(Stored data)
________

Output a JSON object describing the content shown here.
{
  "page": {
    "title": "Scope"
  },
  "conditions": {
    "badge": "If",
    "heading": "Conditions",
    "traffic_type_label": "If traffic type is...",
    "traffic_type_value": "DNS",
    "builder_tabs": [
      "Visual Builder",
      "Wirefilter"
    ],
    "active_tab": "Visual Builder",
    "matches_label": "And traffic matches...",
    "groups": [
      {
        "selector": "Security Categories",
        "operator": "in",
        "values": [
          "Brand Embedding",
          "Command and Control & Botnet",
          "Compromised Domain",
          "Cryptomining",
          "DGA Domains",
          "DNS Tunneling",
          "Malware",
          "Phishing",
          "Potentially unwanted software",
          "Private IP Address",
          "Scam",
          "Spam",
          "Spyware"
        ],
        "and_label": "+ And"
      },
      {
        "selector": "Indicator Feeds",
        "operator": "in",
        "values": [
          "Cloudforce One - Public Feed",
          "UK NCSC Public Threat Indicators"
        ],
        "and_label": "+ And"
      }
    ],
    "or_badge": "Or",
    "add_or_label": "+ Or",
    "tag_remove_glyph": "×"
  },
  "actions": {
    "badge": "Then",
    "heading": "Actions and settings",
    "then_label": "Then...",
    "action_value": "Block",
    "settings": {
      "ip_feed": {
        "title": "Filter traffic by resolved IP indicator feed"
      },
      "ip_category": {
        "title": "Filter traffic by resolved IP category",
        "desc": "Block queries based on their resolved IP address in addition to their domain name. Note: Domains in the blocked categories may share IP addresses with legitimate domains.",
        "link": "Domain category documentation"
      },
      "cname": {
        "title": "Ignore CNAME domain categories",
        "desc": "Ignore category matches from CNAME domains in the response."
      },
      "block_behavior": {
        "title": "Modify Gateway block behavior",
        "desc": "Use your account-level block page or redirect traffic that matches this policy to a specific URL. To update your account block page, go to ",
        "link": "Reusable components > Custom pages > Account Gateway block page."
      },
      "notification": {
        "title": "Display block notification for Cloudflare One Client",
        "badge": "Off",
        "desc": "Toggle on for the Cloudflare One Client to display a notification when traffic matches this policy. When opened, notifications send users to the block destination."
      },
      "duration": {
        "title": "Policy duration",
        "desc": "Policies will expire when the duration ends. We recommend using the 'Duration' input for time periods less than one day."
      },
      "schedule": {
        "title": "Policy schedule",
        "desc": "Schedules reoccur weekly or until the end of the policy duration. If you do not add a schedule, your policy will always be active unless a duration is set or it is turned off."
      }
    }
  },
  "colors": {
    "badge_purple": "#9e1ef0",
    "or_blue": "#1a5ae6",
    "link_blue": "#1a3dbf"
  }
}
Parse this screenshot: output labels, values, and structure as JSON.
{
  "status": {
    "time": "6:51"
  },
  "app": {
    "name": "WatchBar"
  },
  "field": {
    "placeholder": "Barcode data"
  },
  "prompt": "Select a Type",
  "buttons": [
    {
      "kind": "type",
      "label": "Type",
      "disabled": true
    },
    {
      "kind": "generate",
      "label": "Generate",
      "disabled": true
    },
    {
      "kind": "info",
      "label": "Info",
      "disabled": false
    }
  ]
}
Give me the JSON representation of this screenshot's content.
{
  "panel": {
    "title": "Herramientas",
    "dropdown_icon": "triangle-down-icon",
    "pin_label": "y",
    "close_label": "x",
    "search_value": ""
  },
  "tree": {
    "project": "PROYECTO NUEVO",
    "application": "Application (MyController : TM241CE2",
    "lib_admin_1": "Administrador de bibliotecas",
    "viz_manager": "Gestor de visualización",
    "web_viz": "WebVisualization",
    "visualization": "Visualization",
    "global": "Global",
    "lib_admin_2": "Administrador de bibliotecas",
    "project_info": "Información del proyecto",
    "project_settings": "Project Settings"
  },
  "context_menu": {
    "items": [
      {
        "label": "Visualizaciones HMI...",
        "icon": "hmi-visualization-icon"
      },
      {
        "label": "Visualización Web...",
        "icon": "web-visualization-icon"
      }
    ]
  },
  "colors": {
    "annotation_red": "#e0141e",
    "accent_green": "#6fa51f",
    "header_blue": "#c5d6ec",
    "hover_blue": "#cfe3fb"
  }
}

________

→ EXERCISE OBJECTIVE: Quote every line of the data, word for word.

→ SOLUTION:
Output a JSON object describing the content shown here.
{
  "page": {
    "title": "Scope"
  },
  "conditions": {
    "badge": "If",
    "heading": "Conditions",
    "traffic_type_label": "If traffic type is...",
    "traffic_type_value": "DNS",
    "builder_tabs": [
      "Visual Builder",
      "Wirefilter"
    ],
    "active_tab": "Visual Builder",
    "matches_label": "And traffic matches...",
    "groups": [
      {
        "selector": "Security Categories",
        "operator": "in",
        "values": [
          "Brand Embedding",
          "Command and Control & Botnet",
          "Compromised Domain",
          "Cryptomining",
          "DGA Domains",
          "DNS Tunneling",
          "Malware",
          "Phishing",
          "Potentially unwanted software",
          "Private IP Address",
          "Scam",
          "Spam",
          "Spyware"
        ],
        "and_label": "+ And"
      },
      {
        "selector": "Indicator Feeds",
        "operator": "in",
        "values": [
          "Cloudforce One - Public Feed",
          "UK NCSC Public Threat Indicators"
        ],
        "and_label": "+ And"
      }
    ],
    "or_badge": "Or",
    "add_or_label": "+ Or",
    "tag_remove_glyph": "×"
  },
  "actions": {
    "badge": "Then",
    "heading": "Actions and settings",
    "then_label": "Then...",
    "action_value": "Block",
    "settings": {
      "ip_feed": {
        "title": "Filter traffic by resolved IP indicator feed"
      },
      "ip_category": {
        "title": "Filter traffic by resolved IP category",
        "desc": "Block queries based on their resolved IP address in addition to their domain name. Note: Domains in the blocked categories may share IP addresses with legitimate domains.",
        "link": "Domain category documentation"
      },
      "cname": {
        "title": "Ignore CNAME domain categories",
        "desc": "Ignore category matches from CNAME domains in the response."
      },
      "block_behavior": {
        "title": "Modify Gateway block behavior",
        "desc": "Use your account-level block page or redirect traffic that matches this policy to a specific URL. To update your account block page, go to ",
        "link": "Reusable components > Custom pages > Account Gateway block page."
      },
      "notification": {
        "title": "Display block notification for Cloudflare One Client",
        "badge": "Off",
        "desc": "Toggle on for the Cloudflare One Client to display a notification when traffic matches this policy. When opened, notifications send users to the block destination."
      },
      "duration": {
        "title": "Policy duration",
        "desc": "Policies will expire when the duration ends. We recommend using the 'Duration' input for time periods less than one day."
      },
      "schedule": {
        "title": "Policy schedule",
        "desc": "Schedules reoccur weekly or until the end of the policy duration. If you do not add a schedule, your policy will always be active unless a duration is set or it is turned off."
      }
    }
  },
  "colors": {
    "badge_purple": "#9e1ef0",
    "or_blue": "#1a5ae6",
    "link_blue": "#1a3dbf"
  }
}
Parse this screenshot: output labels, values, and structure as JSON.
{
  "status": {
    "time": "6:51"
  },
  "app": {
    "name": "WatchBar"
  },
  "field": {
    "placeholder": "Barcode data"
  },
  "prompt": "Select a Type",
  "buttons": [
    {
      "kind": "type",
      "label": "Type",
      "disabled": true
    },
    {
      "kind": "generate",
      "label": "Generate",
      "disabled": true
    },
    {
      "kind": "info",
      "label": "Info",
      "disabled": false
    }
  ]
}
Give me the JSON representation of this screenshot's content.
{
  "panel": {
    "title": "Herramientas",
    "dropdown_icon": "triangle-down-icon",
    "pin_label": "y",
    "close_label": "x",
    "search_value": ""
  },
  "tree": {
    "project": "PROYECTO NUEVO",
    "application": "Application (MyController : TM241CE2",
    "lib_admin_1": "Administrador de bibliotecas",
    "viz_manager": "Gestor de visualización",
    "web_viz": "WebVisualization",
    "visualization": "Visualization",
    "global": "Global",
    "lib_admin_2": "Administrador de bibliotecas",
    "project_info": "Información del proyecto",
    "project_settings": "Project Settings"
  },
  "context_menu": {
    "items": [
      {
        "label": "Visualizaciones HMI...",
        "icon": "hmi-visualization-icon"
      },
      {
        "label": "Visualización Web...",
        "icon": "web-visualization-icon"
      }
    ]
  },
  "colors": {
    "annotation_red": "#e0141e",
    "accent_green": "#6fa51f",
    "header_blue": "#c5d6ec",
    "hover_blue": "#cfe3fb"
  }
}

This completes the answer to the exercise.